--- Task statement ---
Write a continuation of the passage below about setting boundaries and placing responsibility where it belongs, starting right after its last sentence.

--- Selected passage ---
So many of us haven’t been taught how to set down boundaries so we end up accepting any behaviour/treatment we are given, and then we shoulder the guilt and hurt passed on from careless people even if it never was our responsibility to. Somebody was unkind towards you? SAY IT AS IT IS. Not allowing yourself to allocate responsibility where it should be allocated = eventually beating yourself down for everything and never getting closure for anything. You are allowed to acknowledge that people were unhealthy towards you. You need to understand that most of the unjustified behaviour people hit you with are just unconscious projections of the personal problems these people have.

You’ll find that the day you realise: your parents had issues of their own they never resolved so it isn’t your fault that they treated you shitty/you did spend years putting in effort for both parties, yet your friends never reciprocated so you weren’t such a bad friend after all/sometimes exes do the worst things and that had nothing to do with you because they made a conscious personal choice to do bad so don’t force yourself to shoulder everything!!

--- Supplied entries ---
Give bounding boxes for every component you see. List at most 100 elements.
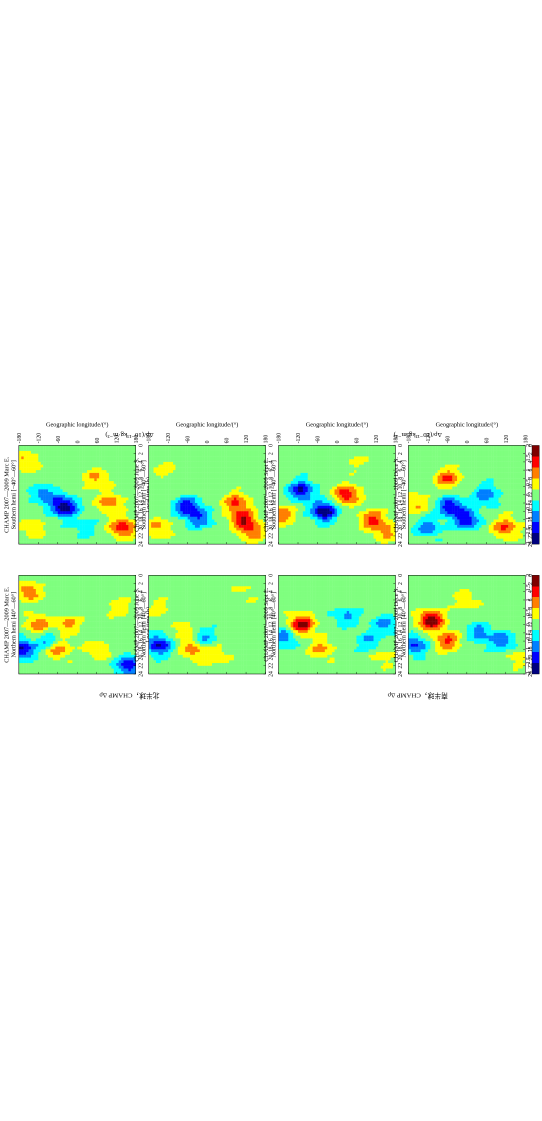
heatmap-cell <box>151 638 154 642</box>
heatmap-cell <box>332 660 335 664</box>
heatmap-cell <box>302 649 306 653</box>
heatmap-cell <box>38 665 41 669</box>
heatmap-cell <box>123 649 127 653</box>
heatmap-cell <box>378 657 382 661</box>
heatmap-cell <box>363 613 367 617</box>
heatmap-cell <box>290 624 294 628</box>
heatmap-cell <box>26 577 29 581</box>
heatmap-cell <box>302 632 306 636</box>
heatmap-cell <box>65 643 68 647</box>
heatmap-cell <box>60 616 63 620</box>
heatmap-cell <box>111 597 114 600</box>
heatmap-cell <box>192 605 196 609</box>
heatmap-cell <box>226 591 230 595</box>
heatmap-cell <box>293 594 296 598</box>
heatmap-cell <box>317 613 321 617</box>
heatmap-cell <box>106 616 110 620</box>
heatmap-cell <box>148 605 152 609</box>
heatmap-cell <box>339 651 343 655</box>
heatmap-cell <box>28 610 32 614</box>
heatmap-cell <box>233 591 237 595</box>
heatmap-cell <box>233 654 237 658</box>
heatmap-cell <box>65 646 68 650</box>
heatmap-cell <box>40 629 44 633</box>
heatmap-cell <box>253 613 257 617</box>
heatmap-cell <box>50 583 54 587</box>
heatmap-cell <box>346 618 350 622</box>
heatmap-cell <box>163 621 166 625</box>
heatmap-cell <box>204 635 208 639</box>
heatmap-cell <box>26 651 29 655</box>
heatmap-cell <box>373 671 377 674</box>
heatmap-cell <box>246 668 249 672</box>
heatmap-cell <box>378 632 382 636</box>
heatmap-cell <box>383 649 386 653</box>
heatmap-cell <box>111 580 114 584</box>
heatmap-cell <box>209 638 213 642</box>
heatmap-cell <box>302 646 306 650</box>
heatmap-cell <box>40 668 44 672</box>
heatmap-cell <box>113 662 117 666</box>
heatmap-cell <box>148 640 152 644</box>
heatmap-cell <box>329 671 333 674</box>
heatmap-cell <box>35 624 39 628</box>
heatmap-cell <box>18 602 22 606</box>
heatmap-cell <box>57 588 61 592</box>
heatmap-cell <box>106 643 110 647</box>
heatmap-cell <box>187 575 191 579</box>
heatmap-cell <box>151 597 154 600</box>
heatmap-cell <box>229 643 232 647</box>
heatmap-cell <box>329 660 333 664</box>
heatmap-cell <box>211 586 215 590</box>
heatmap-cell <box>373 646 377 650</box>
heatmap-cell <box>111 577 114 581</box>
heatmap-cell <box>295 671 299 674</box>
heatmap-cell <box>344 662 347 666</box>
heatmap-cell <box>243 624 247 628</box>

--- Result of this task ---
I’m not saying blame everyone for bad things that happen in your life. You need to make sure you learn at least one thing from each bad thing that happens (eg. what mistake they made for you to not to make in the future) so you keep growing. I’m just saying it’s alright to allocate fault where it should be allocated.

setting boundaries

Once you successfully allocate who-did-what-wrong (including yourself) instead of shouldering all the fault, you’ll be able to slowly decrease the self-blaming habits 🧸

There are only two things you can control in this world – your responses towards situations/people and thoughts.

Instead of saying this is what I prefer (to my family who doesn’t understand boundaries), say this is what I want.